§ REQUIREMENT: Find each line with the word "此处填入" and copy it.

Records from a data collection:
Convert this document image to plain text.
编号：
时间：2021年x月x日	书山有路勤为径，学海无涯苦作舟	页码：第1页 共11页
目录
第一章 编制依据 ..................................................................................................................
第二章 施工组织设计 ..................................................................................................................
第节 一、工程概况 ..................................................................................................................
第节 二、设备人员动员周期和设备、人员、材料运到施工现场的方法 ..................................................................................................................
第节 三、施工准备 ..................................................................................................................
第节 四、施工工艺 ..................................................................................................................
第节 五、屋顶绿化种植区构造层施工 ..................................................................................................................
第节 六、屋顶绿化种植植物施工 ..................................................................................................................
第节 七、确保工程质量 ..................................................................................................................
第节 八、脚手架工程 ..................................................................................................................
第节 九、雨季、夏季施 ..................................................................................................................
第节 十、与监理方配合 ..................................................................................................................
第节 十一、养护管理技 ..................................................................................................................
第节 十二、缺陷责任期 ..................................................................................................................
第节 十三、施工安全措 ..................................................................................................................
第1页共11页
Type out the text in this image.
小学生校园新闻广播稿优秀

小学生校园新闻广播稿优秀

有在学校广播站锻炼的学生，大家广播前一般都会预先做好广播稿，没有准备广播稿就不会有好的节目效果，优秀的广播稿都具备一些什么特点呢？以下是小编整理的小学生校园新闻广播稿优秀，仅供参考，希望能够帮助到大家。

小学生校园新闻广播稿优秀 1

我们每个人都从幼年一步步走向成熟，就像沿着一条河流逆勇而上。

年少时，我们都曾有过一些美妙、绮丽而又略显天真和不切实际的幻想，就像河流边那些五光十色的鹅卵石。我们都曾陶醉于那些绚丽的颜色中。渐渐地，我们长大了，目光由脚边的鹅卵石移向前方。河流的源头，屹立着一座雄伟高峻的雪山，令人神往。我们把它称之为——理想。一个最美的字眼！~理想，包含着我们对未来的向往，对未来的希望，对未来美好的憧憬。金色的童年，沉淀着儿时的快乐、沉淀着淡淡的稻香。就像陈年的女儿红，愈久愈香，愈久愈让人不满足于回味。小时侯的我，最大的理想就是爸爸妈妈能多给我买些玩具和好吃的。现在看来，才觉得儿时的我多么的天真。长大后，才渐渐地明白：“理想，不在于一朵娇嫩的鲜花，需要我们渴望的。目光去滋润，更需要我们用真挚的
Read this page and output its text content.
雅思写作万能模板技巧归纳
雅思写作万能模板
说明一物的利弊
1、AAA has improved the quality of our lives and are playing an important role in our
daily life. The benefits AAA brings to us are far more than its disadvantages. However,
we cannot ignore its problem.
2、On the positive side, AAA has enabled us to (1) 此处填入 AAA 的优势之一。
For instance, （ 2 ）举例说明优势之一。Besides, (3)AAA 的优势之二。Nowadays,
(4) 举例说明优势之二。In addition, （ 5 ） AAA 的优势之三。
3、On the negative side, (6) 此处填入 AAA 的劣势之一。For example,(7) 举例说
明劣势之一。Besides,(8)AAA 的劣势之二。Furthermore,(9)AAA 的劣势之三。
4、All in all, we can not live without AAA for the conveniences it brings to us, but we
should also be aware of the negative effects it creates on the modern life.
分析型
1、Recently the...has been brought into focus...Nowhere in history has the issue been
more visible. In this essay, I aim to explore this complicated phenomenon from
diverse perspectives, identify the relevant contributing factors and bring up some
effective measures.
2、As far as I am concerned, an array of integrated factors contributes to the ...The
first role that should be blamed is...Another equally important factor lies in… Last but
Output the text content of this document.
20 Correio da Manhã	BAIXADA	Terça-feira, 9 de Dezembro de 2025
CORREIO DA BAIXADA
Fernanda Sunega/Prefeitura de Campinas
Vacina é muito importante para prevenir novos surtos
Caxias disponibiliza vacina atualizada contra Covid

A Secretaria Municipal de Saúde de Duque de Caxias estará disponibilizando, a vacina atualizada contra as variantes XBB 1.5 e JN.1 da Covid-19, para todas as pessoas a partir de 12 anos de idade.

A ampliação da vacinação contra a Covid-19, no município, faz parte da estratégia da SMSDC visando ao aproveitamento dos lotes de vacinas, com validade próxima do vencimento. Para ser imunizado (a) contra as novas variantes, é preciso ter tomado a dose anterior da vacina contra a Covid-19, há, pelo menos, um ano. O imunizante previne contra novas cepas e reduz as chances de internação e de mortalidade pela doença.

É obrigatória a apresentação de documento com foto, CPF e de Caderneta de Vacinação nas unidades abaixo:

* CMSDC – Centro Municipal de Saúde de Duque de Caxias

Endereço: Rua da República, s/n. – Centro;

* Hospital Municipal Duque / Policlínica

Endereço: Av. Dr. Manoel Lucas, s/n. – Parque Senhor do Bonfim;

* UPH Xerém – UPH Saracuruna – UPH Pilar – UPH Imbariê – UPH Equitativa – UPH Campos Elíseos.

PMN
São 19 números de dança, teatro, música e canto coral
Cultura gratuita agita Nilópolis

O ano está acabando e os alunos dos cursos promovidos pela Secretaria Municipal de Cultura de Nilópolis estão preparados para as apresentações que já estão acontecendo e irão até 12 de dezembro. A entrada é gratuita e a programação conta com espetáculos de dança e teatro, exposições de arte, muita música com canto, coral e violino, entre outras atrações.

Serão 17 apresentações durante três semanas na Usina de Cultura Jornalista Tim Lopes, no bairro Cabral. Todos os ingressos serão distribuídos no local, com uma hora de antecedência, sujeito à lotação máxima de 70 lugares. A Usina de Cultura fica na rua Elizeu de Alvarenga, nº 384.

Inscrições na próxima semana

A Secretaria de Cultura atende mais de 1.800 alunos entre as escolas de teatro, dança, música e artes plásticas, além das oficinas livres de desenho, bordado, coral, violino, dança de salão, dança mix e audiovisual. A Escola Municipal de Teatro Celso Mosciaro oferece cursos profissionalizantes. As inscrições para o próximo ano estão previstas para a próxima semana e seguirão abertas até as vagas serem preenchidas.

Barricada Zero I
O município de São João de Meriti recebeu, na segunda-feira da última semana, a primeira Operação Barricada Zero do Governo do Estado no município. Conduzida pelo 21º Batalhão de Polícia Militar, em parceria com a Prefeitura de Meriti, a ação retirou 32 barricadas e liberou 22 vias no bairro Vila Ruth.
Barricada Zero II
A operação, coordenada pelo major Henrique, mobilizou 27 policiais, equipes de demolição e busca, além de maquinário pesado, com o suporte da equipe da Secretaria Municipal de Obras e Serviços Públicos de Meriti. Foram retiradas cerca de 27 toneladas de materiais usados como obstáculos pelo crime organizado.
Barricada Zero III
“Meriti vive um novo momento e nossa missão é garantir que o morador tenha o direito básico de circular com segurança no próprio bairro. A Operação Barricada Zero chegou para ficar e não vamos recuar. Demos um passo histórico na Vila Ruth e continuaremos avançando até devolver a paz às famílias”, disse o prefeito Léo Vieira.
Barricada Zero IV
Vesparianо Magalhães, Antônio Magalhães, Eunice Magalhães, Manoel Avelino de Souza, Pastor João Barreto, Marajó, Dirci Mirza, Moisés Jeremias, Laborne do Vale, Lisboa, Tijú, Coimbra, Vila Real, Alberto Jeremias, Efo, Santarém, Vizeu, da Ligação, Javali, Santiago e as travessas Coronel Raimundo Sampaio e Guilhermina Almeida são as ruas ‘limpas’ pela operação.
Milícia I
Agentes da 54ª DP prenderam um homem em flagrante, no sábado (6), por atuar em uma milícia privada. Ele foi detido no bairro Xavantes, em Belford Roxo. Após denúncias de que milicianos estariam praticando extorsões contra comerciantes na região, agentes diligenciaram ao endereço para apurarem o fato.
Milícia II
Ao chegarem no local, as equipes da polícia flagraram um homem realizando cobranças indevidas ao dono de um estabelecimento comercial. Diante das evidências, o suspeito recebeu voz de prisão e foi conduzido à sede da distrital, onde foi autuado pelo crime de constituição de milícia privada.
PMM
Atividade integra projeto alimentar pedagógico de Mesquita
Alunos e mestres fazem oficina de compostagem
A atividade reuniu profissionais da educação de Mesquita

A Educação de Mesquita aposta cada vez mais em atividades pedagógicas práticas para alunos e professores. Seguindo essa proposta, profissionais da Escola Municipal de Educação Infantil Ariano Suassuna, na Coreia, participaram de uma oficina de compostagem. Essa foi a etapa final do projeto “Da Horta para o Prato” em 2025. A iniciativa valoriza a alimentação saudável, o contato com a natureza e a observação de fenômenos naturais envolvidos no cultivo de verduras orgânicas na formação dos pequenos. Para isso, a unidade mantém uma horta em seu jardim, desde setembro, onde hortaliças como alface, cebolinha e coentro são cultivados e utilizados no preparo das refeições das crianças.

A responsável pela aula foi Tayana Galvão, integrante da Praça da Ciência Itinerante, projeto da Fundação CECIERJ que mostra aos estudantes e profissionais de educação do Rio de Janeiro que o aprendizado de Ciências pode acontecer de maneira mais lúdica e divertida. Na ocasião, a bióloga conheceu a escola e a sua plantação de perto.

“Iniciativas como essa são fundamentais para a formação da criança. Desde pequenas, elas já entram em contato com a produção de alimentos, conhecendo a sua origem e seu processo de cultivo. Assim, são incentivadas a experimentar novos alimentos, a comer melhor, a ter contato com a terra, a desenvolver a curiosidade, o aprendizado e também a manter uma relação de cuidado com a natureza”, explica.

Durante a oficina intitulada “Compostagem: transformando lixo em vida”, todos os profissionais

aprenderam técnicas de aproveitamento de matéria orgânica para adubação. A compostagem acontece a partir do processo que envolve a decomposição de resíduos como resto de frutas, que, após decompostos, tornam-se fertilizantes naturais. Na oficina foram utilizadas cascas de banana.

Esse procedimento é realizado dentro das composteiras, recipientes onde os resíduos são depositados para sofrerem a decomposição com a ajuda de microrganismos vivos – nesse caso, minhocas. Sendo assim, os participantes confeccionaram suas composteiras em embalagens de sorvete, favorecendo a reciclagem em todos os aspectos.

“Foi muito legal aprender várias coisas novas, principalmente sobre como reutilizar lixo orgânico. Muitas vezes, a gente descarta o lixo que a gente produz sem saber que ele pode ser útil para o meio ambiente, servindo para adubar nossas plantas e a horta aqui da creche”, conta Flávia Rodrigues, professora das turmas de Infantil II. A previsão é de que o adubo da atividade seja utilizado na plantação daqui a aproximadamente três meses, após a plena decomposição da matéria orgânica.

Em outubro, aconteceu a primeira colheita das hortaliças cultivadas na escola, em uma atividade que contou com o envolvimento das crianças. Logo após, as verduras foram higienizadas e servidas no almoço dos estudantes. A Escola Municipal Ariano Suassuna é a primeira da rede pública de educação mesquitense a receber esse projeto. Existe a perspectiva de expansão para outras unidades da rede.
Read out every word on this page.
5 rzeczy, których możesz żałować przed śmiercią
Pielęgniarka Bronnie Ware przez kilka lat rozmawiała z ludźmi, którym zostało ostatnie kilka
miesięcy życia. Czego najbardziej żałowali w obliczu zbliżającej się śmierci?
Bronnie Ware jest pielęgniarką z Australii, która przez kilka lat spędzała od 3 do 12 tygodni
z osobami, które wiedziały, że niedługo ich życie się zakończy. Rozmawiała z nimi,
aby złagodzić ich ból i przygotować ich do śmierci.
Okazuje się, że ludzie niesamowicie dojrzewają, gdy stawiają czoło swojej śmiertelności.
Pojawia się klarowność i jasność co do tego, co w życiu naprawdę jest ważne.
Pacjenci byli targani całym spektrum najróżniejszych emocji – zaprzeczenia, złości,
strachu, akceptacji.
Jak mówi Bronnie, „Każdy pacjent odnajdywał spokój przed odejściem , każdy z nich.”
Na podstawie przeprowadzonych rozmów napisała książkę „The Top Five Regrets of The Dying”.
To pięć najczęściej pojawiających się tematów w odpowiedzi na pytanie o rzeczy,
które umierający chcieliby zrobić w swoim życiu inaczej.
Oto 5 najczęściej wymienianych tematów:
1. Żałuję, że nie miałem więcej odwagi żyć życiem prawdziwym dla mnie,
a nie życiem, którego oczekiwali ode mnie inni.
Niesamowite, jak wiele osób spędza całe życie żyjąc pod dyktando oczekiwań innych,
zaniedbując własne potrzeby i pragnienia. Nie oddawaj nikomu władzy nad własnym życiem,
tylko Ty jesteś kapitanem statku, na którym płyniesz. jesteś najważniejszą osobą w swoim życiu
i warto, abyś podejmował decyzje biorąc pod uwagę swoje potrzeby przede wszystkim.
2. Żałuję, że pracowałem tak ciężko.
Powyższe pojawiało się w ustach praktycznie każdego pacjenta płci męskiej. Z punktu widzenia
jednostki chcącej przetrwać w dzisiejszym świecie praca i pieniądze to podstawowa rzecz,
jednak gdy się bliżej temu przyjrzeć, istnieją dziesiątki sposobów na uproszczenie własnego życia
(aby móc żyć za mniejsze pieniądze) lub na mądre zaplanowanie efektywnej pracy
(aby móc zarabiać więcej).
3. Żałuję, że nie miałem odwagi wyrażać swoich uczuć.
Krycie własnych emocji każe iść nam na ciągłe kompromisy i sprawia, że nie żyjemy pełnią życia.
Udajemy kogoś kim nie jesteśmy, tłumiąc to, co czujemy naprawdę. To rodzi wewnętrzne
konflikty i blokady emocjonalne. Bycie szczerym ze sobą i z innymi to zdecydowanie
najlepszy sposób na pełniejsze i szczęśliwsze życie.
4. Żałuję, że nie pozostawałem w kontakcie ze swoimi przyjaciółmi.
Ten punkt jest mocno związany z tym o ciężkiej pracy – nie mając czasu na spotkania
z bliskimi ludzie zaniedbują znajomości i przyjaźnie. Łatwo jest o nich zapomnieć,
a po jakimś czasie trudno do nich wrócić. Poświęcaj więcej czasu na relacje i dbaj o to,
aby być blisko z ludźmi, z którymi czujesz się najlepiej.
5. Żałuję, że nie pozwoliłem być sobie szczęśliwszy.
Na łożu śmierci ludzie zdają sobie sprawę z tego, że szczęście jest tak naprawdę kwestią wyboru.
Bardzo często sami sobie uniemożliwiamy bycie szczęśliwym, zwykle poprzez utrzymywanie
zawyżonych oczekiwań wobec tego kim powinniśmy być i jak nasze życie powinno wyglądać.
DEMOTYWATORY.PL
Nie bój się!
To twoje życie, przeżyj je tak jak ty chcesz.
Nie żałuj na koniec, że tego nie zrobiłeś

§ SOLUTION:
2、On the positive side, AAA has enabled us to (1) 此处填入 AAA 的优势之一。
3、On the negative side, (6) 此处填入 AAA 的劣势之一。For example,(7) 举例说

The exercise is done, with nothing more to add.